Your task:
Find the word "screenshot" in the data. Return every line where it appears.

Data to use:
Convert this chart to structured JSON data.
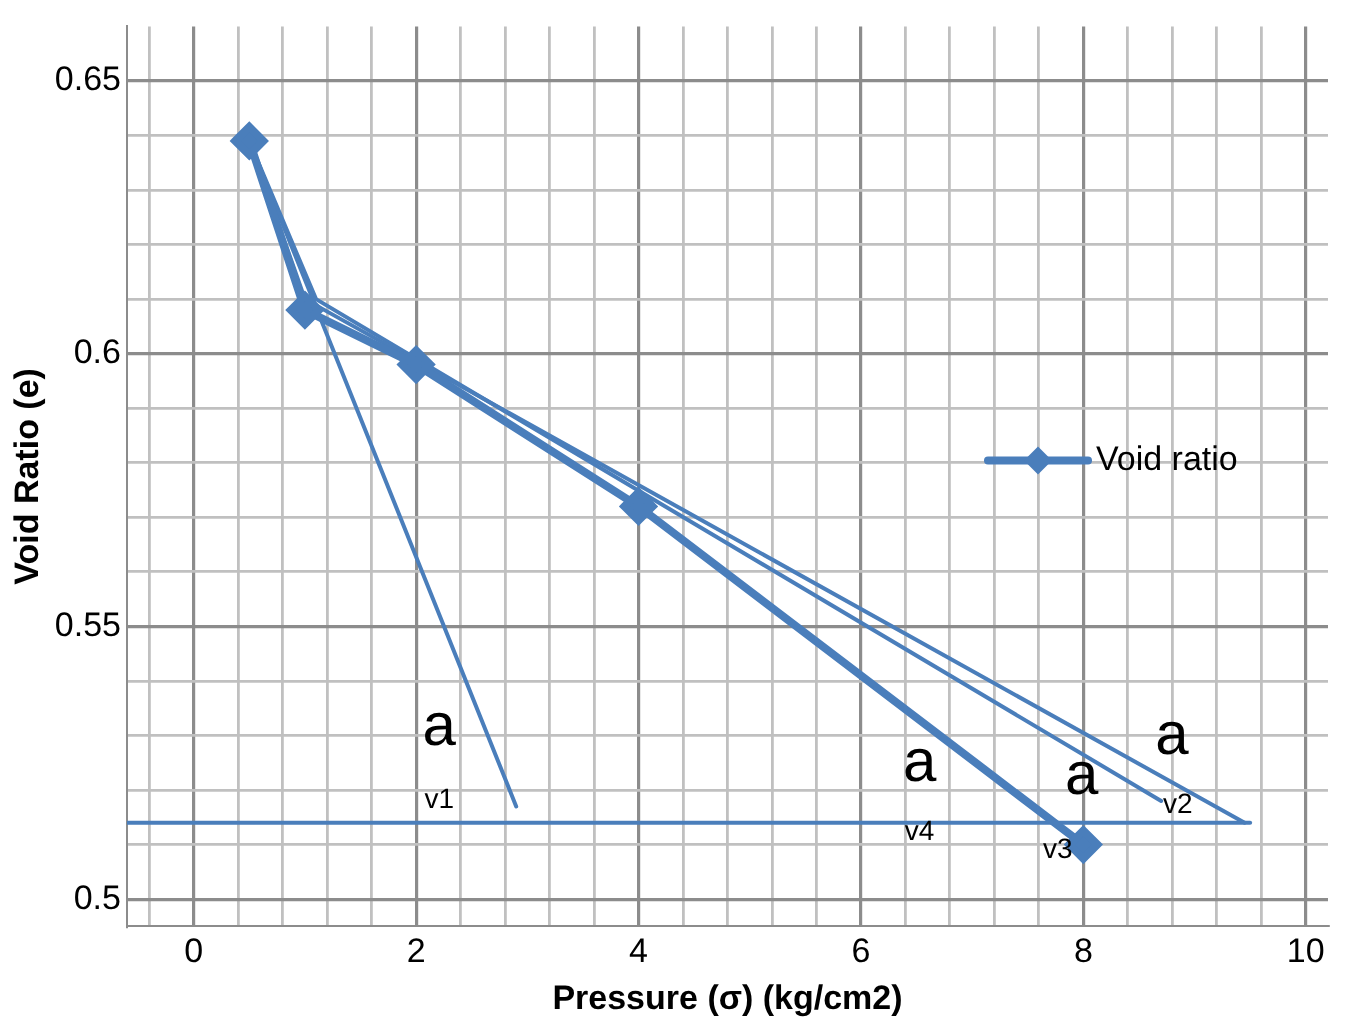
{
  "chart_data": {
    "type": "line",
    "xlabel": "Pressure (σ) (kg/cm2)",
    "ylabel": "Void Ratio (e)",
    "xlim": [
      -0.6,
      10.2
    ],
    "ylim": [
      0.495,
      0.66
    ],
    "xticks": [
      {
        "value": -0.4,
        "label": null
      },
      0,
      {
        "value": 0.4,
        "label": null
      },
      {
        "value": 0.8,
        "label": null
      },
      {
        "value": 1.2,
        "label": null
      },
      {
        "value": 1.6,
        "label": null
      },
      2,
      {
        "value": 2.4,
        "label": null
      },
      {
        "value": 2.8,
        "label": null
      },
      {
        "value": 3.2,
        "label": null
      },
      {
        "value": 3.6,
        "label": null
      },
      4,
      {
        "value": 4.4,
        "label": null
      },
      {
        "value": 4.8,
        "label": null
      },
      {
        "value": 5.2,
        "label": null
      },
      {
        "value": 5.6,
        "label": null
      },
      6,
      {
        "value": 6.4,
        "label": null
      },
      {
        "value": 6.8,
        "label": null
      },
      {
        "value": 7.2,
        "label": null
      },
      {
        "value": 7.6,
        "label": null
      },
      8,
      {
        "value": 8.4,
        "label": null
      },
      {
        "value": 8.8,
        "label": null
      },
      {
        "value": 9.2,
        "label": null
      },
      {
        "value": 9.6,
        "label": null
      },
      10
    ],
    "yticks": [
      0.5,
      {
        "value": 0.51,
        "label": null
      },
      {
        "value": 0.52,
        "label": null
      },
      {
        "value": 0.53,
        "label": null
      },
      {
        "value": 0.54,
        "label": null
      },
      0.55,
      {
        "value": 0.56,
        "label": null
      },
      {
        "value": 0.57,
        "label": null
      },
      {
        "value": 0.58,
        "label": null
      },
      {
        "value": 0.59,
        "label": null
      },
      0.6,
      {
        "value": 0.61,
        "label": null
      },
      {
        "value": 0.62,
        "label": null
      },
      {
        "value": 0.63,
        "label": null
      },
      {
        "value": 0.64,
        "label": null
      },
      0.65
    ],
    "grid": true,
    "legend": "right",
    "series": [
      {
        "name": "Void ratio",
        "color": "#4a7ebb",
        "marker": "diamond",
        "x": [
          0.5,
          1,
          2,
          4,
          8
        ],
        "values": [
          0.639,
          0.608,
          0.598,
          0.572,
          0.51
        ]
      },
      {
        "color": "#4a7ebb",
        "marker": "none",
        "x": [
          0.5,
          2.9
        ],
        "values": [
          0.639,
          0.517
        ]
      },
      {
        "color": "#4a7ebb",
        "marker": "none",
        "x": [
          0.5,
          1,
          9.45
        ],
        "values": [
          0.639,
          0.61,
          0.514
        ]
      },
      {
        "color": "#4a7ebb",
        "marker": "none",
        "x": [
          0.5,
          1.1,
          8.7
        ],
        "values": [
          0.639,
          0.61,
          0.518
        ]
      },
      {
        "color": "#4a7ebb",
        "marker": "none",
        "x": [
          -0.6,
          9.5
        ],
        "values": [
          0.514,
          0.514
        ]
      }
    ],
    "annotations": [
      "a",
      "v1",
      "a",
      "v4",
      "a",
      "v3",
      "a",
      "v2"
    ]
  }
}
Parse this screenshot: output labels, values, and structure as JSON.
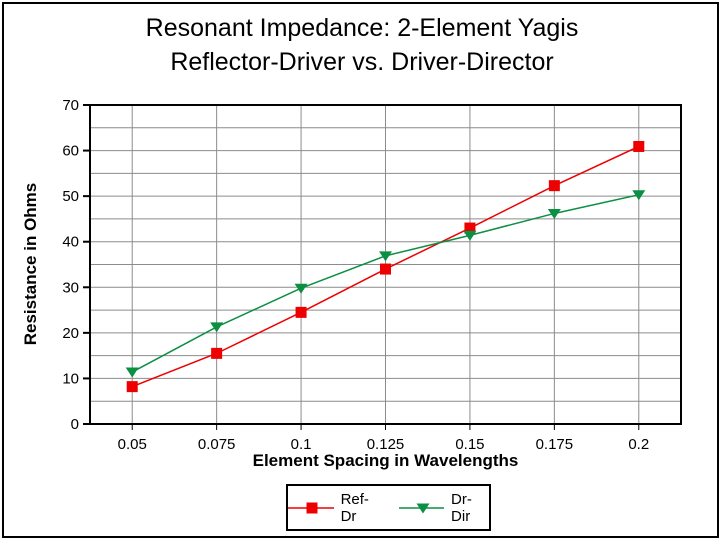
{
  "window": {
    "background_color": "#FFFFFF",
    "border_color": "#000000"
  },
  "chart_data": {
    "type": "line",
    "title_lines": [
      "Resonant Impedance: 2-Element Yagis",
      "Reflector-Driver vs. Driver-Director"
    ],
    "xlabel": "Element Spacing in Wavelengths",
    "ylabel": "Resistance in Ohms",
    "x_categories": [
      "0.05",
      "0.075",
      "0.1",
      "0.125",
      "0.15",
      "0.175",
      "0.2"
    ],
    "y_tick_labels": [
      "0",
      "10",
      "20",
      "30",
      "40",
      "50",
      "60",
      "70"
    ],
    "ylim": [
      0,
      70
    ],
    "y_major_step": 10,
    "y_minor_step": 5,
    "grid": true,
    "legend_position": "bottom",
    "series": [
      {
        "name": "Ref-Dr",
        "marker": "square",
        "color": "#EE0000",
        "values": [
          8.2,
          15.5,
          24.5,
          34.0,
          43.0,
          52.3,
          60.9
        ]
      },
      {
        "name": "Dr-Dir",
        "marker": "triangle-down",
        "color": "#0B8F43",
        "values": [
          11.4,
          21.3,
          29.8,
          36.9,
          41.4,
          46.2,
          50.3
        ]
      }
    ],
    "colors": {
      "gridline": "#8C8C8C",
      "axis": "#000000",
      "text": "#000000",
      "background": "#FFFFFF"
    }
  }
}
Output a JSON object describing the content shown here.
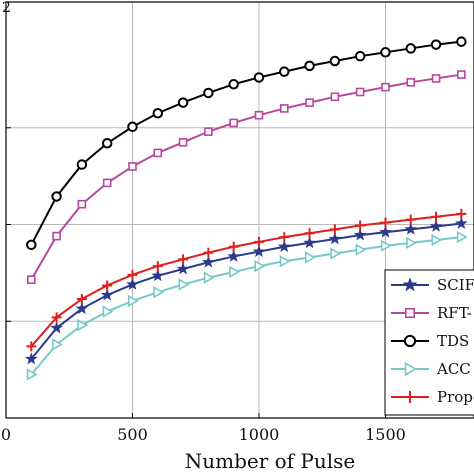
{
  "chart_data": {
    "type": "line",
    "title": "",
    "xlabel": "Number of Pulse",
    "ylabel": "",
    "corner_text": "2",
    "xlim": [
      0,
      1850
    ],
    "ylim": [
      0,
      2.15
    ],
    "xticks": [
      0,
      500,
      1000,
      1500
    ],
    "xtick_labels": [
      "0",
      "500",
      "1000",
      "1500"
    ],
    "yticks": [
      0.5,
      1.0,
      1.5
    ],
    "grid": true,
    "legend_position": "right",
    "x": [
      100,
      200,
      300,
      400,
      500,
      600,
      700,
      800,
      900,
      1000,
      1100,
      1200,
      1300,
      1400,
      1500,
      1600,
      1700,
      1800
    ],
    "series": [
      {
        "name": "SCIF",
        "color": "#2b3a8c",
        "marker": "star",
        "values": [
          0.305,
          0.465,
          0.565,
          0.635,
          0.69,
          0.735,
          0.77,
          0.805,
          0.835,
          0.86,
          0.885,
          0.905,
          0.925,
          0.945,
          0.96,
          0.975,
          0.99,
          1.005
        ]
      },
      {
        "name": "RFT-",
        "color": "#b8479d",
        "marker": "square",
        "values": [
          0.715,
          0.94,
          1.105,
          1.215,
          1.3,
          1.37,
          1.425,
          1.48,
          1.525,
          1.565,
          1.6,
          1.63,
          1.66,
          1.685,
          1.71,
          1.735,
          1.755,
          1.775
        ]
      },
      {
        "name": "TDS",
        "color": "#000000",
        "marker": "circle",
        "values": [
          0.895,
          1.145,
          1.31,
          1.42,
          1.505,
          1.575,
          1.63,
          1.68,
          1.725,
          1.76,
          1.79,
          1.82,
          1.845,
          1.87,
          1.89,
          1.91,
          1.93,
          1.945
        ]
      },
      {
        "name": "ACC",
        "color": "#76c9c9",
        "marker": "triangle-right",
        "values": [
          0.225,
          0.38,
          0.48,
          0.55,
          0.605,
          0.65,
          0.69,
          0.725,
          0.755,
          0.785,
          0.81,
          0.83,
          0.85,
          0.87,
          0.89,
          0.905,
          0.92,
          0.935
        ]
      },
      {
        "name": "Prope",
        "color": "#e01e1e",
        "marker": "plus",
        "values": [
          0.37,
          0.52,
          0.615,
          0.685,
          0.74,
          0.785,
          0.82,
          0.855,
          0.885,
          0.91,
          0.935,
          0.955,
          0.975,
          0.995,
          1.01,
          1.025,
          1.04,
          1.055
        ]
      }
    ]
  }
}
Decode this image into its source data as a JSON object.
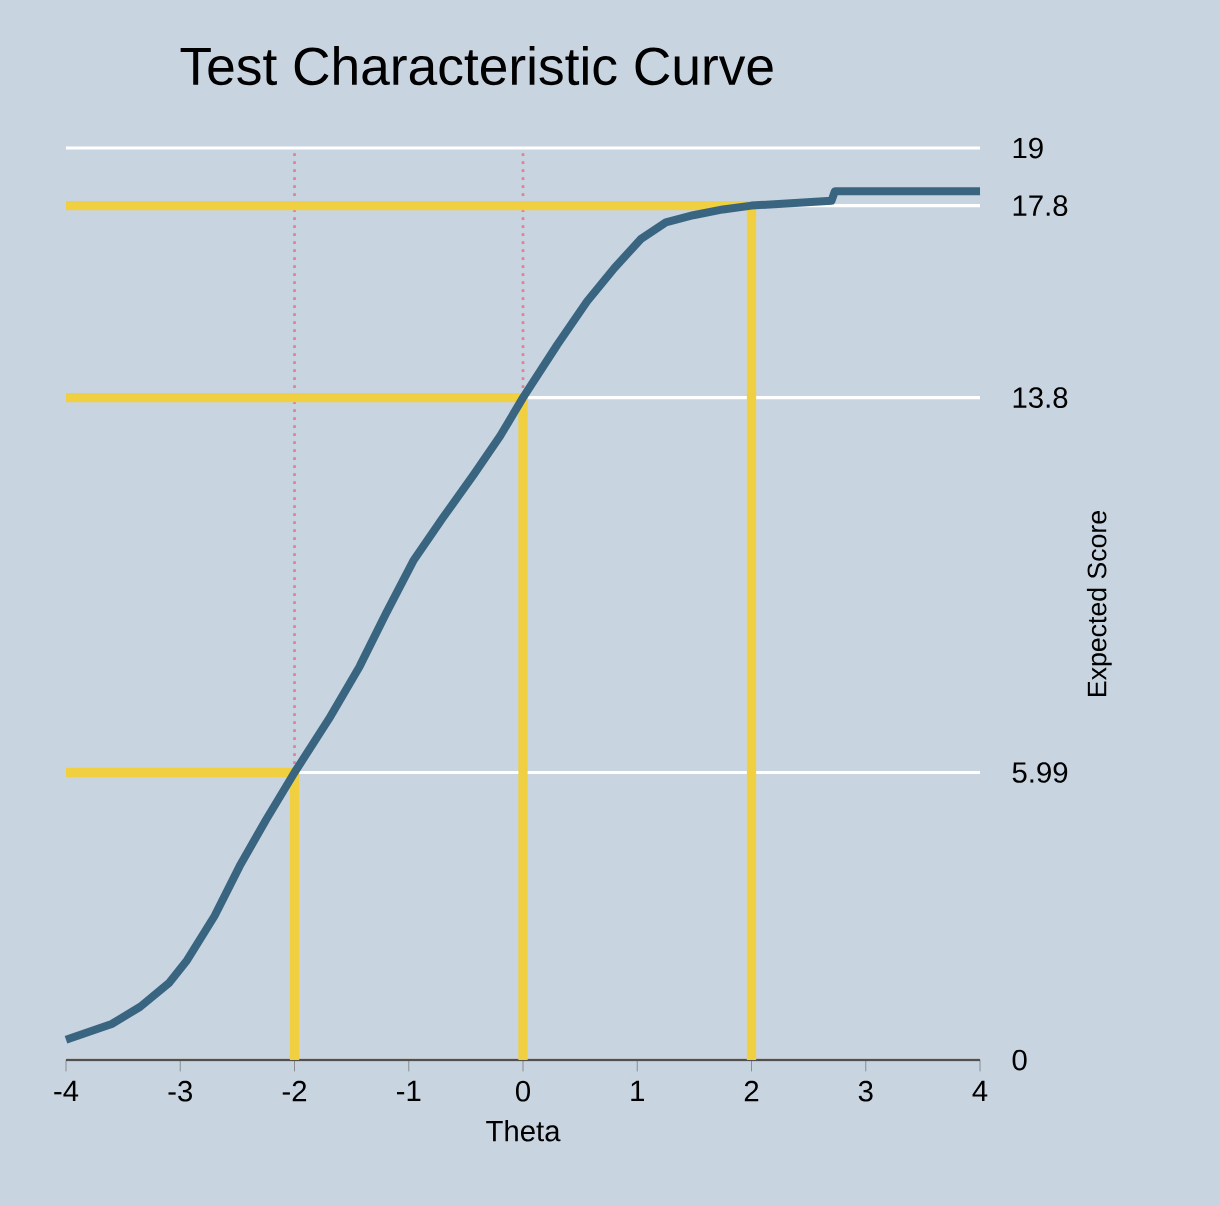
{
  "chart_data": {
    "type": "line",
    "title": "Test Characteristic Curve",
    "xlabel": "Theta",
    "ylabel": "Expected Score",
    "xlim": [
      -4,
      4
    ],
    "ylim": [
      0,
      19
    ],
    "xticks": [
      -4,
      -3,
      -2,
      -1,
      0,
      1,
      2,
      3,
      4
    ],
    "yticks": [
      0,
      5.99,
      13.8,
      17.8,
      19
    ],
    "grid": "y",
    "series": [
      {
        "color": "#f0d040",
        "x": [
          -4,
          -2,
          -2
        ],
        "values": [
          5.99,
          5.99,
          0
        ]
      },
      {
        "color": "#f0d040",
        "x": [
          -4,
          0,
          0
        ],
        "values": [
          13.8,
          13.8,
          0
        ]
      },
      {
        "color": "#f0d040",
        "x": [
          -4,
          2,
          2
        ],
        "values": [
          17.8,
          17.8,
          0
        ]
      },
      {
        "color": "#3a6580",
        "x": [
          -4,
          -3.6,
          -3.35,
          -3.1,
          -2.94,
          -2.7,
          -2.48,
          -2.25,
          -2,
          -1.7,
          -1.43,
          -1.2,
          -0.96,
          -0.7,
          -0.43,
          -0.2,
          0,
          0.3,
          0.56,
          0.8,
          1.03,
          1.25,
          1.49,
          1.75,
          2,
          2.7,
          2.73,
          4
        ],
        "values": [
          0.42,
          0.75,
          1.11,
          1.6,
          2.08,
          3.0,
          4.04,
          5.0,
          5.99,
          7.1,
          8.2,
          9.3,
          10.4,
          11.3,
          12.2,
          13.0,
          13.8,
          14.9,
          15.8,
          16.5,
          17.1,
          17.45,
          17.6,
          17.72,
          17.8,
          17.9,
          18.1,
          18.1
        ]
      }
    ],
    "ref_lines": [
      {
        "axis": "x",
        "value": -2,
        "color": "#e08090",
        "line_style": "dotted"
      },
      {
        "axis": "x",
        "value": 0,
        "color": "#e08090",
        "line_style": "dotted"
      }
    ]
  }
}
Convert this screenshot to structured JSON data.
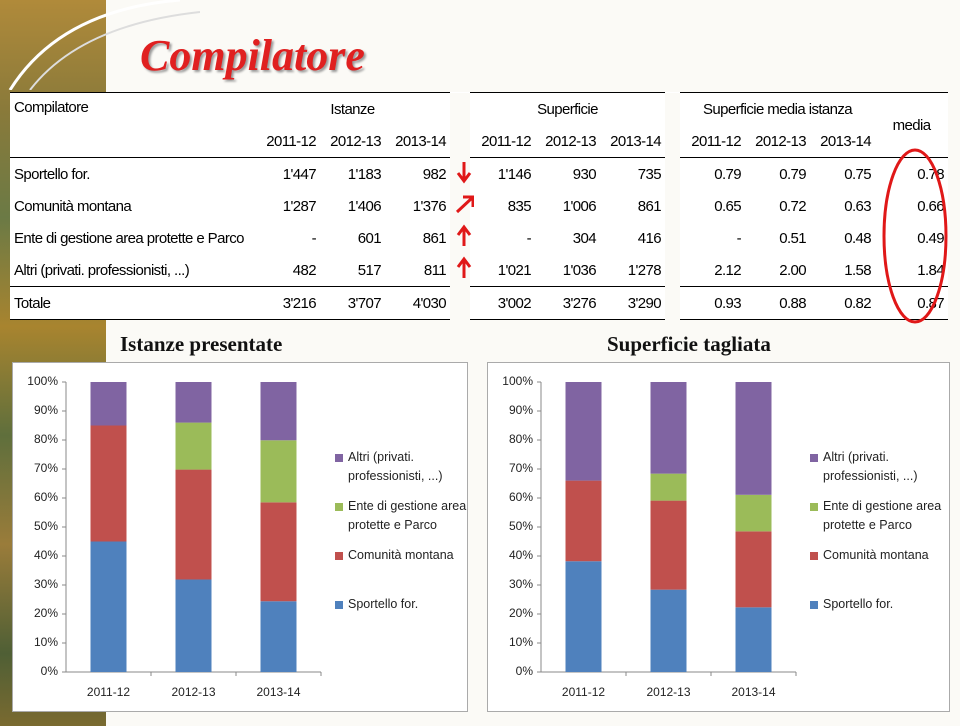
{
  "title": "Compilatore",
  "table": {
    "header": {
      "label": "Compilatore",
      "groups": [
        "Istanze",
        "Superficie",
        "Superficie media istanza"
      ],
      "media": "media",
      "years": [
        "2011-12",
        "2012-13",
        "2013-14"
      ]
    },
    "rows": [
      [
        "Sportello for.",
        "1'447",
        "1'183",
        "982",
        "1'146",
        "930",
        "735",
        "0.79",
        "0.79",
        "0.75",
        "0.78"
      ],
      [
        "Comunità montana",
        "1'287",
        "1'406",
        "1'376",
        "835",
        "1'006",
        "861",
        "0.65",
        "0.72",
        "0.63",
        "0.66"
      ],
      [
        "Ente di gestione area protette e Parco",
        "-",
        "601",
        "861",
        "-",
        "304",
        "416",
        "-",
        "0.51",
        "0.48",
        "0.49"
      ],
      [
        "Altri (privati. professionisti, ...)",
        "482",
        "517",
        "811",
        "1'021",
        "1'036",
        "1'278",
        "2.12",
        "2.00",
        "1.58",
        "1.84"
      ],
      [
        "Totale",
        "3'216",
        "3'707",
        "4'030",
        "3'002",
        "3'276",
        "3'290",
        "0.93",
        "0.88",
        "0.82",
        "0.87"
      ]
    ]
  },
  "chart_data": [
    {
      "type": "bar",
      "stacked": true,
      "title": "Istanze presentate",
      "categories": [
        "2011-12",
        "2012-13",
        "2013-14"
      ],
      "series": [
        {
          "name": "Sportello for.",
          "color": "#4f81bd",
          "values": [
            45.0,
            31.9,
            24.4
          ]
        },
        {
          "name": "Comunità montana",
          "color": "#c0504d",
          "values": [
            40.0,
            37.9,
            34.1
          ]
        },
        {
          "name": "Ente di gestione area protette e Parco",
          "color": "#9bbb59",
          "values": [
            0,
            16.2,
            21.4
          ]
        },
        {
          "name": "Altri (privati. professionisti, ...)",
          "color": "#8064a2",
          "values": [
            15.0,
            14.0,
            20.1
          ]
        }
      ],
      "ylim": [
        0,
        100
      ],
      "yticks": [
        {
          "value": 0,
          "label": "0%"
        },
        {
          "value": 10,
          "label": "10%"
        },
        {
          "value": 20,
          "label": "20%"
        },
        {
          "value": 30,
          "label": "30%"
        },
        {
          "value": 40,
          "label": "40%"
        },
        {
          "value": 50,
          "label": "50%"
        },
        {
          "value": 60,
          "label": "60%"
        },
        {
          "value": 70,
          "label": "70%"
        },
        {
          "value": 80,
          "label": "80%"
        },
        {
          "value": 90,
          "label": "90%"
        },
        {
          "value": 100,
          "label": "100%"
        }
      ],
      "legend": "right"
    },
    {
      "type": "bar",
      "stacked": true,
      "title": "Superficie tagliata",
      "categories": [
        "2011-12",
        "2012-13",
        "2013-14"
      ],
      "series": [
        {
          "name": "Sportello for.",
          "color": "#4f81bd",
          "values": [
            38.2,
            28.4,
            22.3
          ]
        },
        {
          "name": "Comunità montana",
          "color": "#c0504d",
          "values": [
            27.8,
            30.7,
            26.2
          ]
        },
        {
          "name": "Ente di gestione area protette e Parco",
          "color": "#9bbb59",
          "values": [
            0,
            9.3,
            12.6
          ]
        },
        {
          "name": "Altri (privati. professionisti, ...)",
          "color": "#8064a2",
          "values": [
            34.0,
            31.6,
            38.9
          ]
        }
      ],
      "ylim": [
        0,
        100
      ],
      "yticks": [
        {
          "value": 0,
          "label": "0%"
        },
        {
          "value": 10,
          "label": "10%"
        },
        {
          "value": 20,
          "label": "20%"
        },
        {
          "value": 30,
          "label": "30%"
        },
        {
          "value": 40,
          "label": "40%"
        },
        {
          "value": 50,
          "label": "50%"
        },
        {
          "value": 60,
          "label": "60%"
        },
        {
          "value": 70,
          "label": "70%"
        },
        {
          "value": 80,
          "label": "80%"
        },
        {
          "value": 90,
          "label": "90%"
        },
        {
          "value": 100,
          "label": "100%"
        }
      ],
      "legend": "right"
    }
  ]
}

Output for this task:
Parse this screenshot: output labels, values, and structure as JSON.
Convert this screenshot to structured JSON data.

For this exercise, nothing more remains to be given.